#### [Problem requirements]
Reproduce the records below in their entirety, character for character.

#### [Extracted records]
----
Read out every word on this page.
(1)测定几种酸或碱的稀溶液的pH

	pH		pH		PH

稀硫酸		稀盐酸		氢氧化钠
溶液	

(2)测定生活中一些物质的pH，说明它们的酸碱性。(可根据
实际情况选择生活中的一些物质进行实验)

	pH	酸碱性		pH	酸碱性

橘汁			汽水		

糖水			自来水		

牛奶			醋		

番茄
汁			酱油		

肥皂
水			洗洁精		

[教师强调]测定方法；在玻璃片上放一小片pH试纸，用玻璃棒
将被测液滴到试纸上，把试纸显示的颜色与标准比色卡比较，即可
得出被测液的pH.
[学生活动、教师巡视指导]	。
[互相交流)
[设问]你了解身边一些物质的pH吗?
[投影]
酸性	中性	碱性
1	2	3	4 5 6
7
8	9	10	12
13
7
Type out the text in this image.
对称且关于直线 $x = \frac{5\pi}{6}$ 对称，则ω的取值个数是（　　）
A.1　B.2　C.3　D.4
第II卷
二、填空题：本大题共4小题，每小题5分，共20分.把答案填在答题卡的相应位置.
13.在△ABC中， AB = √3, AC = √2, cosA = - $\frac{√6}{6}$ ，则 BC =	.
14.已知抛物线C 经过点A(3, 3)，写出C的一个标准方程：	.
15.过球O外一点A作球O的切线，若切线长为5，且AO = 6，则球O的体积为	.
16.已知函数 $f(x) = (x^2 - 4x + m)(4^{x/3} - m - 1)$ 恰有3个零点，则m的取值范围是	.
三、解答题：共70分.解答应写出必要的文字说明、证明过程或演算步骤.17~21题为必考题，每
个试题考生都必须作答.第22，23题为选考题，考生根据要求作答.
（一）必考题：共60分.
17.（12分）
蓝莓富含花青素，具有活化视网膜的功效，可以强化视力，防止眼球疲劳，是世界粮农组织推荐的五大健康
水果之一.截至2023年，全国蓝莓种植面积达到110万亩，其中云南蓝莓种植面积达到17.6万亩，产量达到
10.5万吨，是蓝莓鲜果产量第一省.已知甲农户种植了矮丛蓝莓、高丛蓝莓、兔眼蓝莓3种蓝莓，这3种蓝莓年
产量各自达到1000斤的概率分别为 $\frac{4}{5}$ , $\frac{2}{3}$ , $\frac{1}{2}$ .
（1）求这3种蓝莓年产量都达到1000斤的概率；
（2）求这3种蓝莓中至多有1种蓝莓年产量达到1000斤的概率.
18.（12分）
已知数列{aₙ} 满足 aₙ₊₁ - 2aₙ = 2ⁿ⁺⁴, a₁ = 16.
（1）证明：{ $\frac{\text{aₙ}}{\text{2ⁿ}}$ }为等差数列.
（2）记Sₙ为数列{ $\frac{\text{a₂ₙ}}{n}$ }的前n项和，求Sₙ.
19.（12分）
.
----
#### [Correct answer]
Read out every word on this page.
(1)测定几种酸或碱的稀溶液的pH

	pH		pH		PH

稀硫酸		稀盐酸		氢氧化钠
溶液	

(2)测定生活中一些物质的pH，说明它们的酸碱性。(可根据
实际情况选择生活中的一些物质进行实验)

	pH	酸碱性		pH	酸碱性

橘汁			汽水		

糖水			自来水		

牛奶			醋		

番茄
汁			酱油		

肥皂
水			洗洁精		

[教师强调]测定方法；在玻璃片上放一小片pH试纸，用玻璃棒
将被测液滴到试纸上，把试纸显示的颜色与标准比色卡比较，即可
得出被测液的pH.
[学生活动、教师巡视指导]	。
[互相交流)
[设问]你了解身边一些物质的pH吗?
[投影]
酸性	中性	碱性
1	2	3	4 5 6
7
8	9	10	12
13
7
Type out the text in this image.
对称且关于直线 $x = \frac{5\pi}{6}$ 对称，则ω的取值个数是（　　）
A.1　B.2　C.3　D.4
第II卷
二、填空题：本大题共4小题，每小题5分，共20分.把答案填在答题卡的相应位置.
13.在△ABC中， AB = √3, AC = √2, cosA = - $\frac{√6}{6}$ ，则 BC =	.
14.已知抛物线C 经过点A(3, 3)，写出C的一个标准方程：	.
15.过球O外一点A作球O的切线，若切线长为5，且AO = 6，则球O的体积为	.
16.已知函数 $f(x) = (x^2 - 4x + m)(4^{x/3} - m - 1)$ 恰有3个零点，则m的取值范围是	.
三、解答题：共70分.解答应写出必要的文字说明、证明过程或演算步骤.17~21题为必考题，每
个试题考生都必须作答.第22，23题为选考题，考生根据要求作答.
（一）必考题：共60分.
17.（12分）
蓝莓富含花青素，具有活化视网膜的功效，可以强化视力，防止眼球疲劳，是世界粮农组织推荐的五大健康
水果之一.截至2023年，全国蓝莓种植面积达到110万亩，其中云南蓝莓种植面积达到17.6万亩，产量达到
10.5万吨，是蓝莓鲜果产量第一省.已知甲农户种植了矮丛蓝莓、高丛蓝莓、兔眼蓝莓3种蓝莓，这3种蓝莓年
产量各自达到1000斤的概率分别为 $\frac{4}{5}$ , $\frac{2}{3}$ , $\frac{1}{2}$ .
（1）求这3种蓝莓年产量都达到1000斤的概率；
（2）求这3种蓝莓中至多有1种蓝莓年产量达到1000斤的概率.
18.（12分）
已知数列{aₙ} 满足 aₙ₊₁ - 2aₙ = 2ⁿ⁺⁴, a₁ = 16.
（1）证明：{ $\frac{\text{aₙ}}{\text{2ⁿ}}$ }为等差数列.
（2）记Sₙ为数列{ $\frac{\text{a₂ₙ}}{n}$ }的前n项和，求Sₙ.
19.（12分）
.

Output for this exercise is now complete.